* [WHAT IS BEING ASKED]
All of the material below is to be returned exactly.

----

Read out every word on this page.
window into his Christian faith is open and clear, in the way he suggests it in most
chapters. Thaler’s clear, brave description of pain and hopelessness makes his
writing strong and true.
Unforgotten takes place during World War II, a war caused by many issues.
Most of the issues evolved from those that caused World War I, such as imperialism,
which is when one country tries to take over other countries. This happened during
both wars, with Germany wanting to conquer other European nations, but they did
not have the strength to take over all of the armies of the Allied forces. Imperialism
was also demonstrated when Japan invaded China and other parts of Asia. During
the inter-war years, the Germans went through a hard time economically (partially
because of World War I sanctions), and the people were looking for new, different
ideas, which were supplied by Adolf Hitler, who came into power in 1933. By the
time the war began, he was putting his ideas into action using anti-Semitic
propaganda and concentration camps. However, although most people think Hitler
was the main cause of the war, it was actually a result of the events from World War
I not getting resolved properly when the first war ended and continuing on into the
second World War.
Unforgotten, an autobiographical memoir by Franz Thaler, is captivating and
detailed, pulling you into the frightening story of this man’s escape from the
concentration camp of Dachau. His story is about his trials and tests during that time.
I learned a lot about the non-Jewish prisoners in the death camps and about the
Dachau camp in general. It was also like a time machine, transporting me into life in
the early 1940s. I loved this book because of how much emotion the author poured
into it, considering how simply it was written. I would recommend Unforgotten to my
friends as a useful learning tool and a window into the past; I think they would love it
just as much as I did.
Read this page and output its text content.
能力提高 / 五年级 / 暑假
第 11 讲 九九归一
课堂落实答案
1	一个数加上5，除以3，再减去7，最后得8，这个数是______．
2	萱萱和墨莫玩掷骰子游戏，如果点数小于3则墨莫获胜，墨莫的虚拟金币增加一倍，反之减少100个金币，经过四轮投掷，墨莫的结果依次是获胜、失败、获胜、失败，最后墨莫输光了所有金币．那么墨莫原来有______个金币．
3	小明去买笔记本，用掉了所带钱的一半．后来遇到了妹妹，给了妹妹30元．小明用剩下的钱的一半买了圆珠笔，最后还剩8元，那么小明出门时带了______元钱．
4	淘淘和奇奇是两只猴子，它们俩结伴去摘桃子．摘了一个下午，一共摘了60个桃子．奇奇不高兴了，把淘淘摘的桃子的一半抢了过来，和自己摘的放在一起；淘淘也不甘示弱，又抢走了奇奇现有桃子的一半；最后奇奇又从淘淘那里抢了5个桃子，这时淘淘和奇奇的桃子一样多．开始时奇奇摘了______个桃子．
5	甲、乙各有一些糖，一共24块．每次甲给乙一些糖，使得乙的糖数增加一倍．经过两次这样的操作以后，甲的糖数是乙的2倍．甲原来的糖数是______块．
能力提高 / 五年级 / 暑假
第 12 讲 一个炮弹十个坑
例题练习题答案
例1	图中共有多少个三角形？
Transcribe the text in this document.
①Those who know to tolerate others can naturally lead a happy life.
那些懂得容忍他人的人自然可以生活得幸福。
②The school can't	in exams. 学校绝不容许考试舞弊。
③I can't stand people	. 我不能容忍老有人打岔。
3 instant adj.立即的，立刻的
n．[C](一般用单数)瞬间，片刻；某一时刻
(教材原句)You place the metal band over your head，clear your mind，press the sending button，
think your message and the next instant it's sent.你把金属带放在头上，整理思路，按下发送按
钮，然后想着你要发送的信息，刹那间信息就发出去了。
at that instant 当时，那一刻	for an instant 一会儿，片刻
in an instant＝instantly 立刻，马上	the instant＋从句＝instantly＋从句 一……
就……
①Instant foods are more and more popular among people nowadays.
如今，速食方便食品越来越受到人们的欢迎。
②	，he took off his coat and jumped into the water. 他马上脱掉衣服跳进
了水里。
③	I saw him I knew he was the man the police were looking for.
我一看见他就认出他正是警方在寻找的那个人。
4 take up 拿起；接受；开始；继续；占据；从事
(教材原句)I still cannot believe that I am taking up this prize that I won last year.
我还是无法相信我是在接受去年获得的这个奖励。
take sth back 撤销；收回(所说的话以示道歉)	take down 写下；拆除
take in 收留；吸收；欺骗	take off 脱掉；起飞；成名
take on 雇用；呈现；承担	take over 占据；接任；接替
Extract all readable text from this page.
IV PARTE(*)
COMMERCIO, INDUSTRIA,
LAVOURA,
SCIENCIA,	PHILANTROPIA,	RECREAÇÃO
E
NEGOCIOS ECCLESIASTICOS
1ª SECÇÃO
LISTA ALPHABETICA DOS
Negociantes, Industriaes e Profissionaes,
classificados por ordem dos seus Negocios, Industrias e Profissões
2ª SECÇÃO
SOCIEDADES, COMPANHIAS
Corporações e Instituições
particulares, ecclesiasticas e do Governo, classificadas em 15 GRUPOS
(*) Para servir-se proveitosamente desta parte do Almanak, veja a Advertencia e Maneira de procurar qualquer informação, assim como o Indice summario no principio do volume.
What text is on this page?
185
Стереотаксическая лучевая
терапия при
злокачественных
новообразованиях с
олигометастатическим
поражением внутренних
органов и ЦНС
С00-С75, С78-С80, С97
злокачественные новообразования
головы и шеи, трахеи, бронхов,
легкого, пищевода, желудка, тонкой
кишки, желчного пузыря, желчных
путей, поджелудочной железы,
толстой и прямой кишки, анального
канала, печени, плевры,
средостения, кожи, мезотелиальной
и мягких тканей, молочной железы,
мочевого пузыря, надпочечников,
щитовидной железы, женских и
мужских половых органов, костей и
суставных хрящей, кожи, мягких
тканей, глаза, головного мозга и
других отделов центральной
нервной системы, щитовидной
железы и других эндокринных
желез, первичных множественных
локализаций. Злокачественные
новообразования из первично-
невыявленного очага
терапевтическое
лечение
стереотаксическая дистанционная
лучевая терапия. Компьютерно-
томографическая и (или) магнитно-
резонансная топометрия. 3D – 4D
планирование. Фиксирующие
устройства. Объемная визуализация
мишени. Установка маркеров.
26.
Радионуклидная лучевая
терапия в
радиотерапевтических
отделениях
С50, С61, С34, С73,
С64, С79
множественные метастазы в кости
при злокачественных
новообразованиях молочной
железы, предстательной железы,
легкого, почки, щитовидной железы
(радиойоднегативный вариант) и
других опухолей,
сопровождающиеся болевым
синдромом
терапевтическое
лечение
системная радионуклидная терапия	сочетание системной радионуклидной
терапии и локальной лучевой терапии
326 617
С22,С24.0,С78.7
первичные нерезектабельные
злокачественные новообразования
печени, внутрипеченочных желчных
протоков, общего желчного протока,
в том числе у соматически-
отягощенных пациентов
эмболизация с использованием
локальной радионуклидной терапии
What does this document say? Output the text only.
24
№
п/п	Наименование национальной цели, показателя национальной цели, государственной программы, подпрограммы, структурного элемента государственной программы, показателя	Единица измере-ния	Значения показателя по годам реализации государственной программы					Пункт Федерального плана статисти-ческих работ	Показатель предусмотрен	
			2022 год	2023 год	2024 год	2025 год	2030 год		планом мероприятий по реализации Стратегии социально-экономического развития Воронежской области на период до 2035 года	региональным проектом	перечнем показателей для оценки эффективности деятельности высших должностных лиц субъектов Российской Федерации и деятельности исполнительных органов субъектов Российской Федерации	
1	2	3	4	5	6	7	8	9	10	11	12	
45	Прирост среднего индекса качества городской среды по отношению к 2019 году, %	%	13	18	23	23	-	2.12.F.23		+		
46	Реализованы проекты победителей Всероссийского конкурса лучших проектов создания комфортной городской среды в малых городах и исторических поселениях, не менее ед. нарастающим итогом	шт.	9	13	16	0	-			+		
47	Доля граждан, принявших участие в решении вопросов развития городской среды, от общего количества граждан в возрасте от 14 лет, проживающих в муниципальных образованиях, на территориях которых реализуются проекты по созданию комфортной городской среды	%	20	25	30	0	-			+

----

* [TASK RESPONSE]
Read out every word on this page.
window into his Christian faith is open and clear, in the way he suggests it in most
chapters. Thaler’s clear, brave description of pain and hopelessness makes his
writing strong and true.
Unforgotten takes place during World War II, a war caused by many issues.
Most of the issues evolved from those that caused World War I, such as imperialism,
which is when one country tries to take over other countries. This happened during
both wars, with Germany wanting to conquer other European nations, but they did
not have the strength to take over all of the armies of the Allied forces. Imperialism
was also demonstrated when Japan invaded China and other parts of Asia. During
the inter-war years, the Germans went through a hard time economically (partially
because of World War I sanctions), and the people were looking for new, different
ideas, which were supplied by Adolf Hitler, who came into power in 1933. By the
time the war began, he was putting his ideas into action using anti-Semitic
propaganda and concentration camps. However, although most people think Hitler
was the main cause of the war, it was actually a result of the events from World War
I not getting resolved properly when the first war ended and continuing on into the
second World War.
Unforgotten, an autobiographical memoir by Franz Thaler, is captivating and
detailed, pulling you into the frightening story of this man’s escape from the
concentration camp of Dachau. His story is about his trials and tests during that time.
I learned a lot about the non-Jewish prisoners in the death camps and about the
Dachau camp in general. It was also like a time machine, transporting me into life in
the early 1940s. I loved this book because of how much emotion the author poured
into it, considering how simply it was written. I would recommend Unforgotten to my
friends as a useful learning tool and a window into the past; I think they would love it
just as much as I did.
Read this page and output its text content.
能力提高 / 五年级 / 暑假
第 11 讲 九九归一
课堂落实答案
1	一个数加上5，除以3，再减去7，最后得8，这个数是______．
2	萱萱和墨莫玩掷骰子游戏，如果点数小于3则墨莫获胜，墨莫的虚拟金币增加一倍，反之减少100个金币，经过四轮投掷，墨莫的结果依次是获胜、失败、获胜、失败，最后墨莫输光了所有金币．那么墨莫原来有______个金币．
3	小明去买笔记本，用掉了所带钱的一半．后来遇到了妹妹，给了妹妹30元．小明用剩下的钱的一半买了圆珠笔，最后还剩8元，那么小明出门时带了______元钱．
4	淘淘和奇奇是两只猴子，它们俩结伴去摘桃子．摘了一个下午，一共摘了60个桃子．奇奇不高兴了，把淘淘摘的桃子的一半抢了过来，和自己摘的放在一起；淘淘也不甘示弱，又抢走了奇奇现有桃子的一半；最后奇奇又从淘淘那里抢了5个桃子，这时淘淘和奇奇的桃子一样多．开始时奇奇摘了______个桃子．
5	甲、乙各有一些糖，一共24块．每次甲给乙一些糖，使得乙的糖数增加一倍．经过两次这样的操作以后，甲的糖数是乙的2倍．甲原来的糖数是______块．
能力提高 / 五年级 / 暑假
第 12 讲 一个炮弹十个坑
例题练习题答案
例1	图中共有多少个三角形？
Transcribe the text in this document.
①Those who know to tolerate others can naturally lead a happy life.
那些懂得容忍他人的人自然可以生活得幸福。
②The school can't	in exams. 学校绝不容许考试舞弊。
③I can't stand people	. 我不能容忍老有人打岔。
3 instant adj.立即的，立刻的
n．[C](一般用单数)瞬间，片刻；某一时刻
(教材原句)You place the metal band over your head，clear your mind，press the sending button，
think your message and the next instant it's sent.你把金属带放在头上，整理思路，按下发送按
钮，然后想着你要发送的信息，刹那间信息就发出去了。
at that instant 当时，那一刻	for an instant 一会儿，片刻
in an instant＝instantly 立刻，马上	the instant＋从句＝instantly＋从句 一……
就……
①Instant foods are more and more popular among people nowadays.
如今，速食方便食品越来越受到人们的欢迎。
②	，he took off his coat and jumped into the water. 他马上脱掉衣服跳进
了水里。
③	I saw him I knew he was the man the police were looking for.
我一看见他就认出他正是警方在寻找的那个人。
4 take up 拿起；接受；开始；继续；占据；从事
(教材原句)I still cannot believe that I am taking up this prize that I won last year.
我还是无法相信我是在接受去年获得的这个奖励。
take sth back 撤销；收回(所说的话以示道歉)	take down 写下；拆除
take in 收留；吸收；欺骗	take off 脱掉；起飞；成名
take on 雇用；呈现；承担	take over 占据；接任；接替
Extract all readable text from this page.
IV PARTE(*)
COMMERCIO, INDUSTRIA,
LAVOURA,
SCIENCIA,	PHILANTROPIA,	RECREAÇÃO
E
NEGOCIOS ECCLESIASTICOS
1ª SECÇÃO
LISTA ALPHABETICA DOS
Negociantes, Industriaes e Profissionaes,
classificados por ordem dos seus Negocios, Industrias e Profissões
2ª SECÇÃO
SOCIEDADES, COMPANHIAS
Corporações e Instituições
particulares, ecclesiasticas e do Governo, classificadas em 15 GRUPOS
(*) Para servir-se proveitosamente desta parte do Almanak, veja a Advertencia e Maneira de procurar qualquer informação, assim como o Indice summario no principio do volume.
What text is on this page?
185
Стереотаксическая лучевая
терапия при
злокачественных
новообразованиях с
олигометастатическим
поражением внутренних
органов и ЦНС
С00-С75, С78-С80, С97
злокачественные новообразования
головы и шеи, трахеи, бронхов,
легкого, пищевода, желудка, тонкой
кишки, желчного пузыря, желчных
путей, поджелудочной железы,
толстой и прямой кишки, анального
канала, печени, плевры,
средостения, кожи, мезотелиальной
и мягких тканей, молочной железы,
мочевого пузыря, надпочечников,
щитовидной железы, женских и
мужских половых органов, костей и
суставных хрящей, кожи, мягких
тканей, глаза, головного мозга и
других отделов центральной
нервной системы, щитовидной
железы и других эндокринных
желез, первичных множественных
локализаций. Злокачественные
новообразования из первично-
невыявленного очага
терапевтическое
лечение
стереотаксическая дистанционная
лучевая терапия. Компьютерно-
томографическая и (или) магнитно-
резонансная топометрия. 3D – 4D
планирование. Фиксирующие
устройства. Объемная визуализация
мишени. Установка маркеров.
26.
Радионуклидная лучевая
терапия в
радиотерапевтических
отделениях
С50, С61, С34, С73,
С64, С79
множественные метастазы в кости
при злокачественных
новообразованиях молочной
железы, предстательной железы,
легкого, почки, щитовидной железы
(радиойоднегативный вариант) и
других опухолей,
сопровождающиеся болевым
синдромом
терапевтическое
лечение
системная радионуклидная терапия	сочетание системной радионуклидной
терапии и локальной лучевой терапии
326 617
С22,С24.0,С78.7
первичные нерезектабельные
злокачественные новообразования
печени, внутрипеченочных желчных
протоков, общего желчного протока,
в том числе у соматически-
отягощенных пациентов
эмболизация с использованием
локальной радионуклидной терапии
What does this document say? Output the text only.
24
№
п/п	Наименование национальной цели, показателя национальной цели, государственной программы, подпрограммы, структурного элемента государственной программы, показателя	Единица измере-ния	Значения показателя по годам реализации государственной программы					Пункт Федерального плана статисти-ческих работ	Показатель предусмотрен	
			2022 год	2023 год	2024 год	2025 год	2030 год		планом мероприятий по реализации Стратегии социально-экономического развития Воронежской области на период до 2035 года	региональным проектом	перечнем показателей для оценки эффективности деятельности высших должностных лиц субъектов Российской Федерации и деятельности исполнительных органов субъектов Российской Федерации	
1	2	3	4	5	6	7	8	9	10	11	12	
45	Прирост среднего индекса качества городской среды по отношению к 2019 году, %	%	13	18	23	23	-	2.12.F.23		+		
46	Реализованы проекты победителей Всероссийского конкурса лучших проектов создания комфортной городской среды в малых городах и исторических поселениях, не менее ед. нарастающим итогом	шт.	9	13	16	0	-			+		
47	Доля граждан, принявших участие в решении вопросов развития городской среды, от общего количества граждан в возрасте от 14 лет, проживающих в муниципальных образованиях, на территориях которых реализуются проекты по созданию комфортной городской среды	%	20	25	30	0	-			+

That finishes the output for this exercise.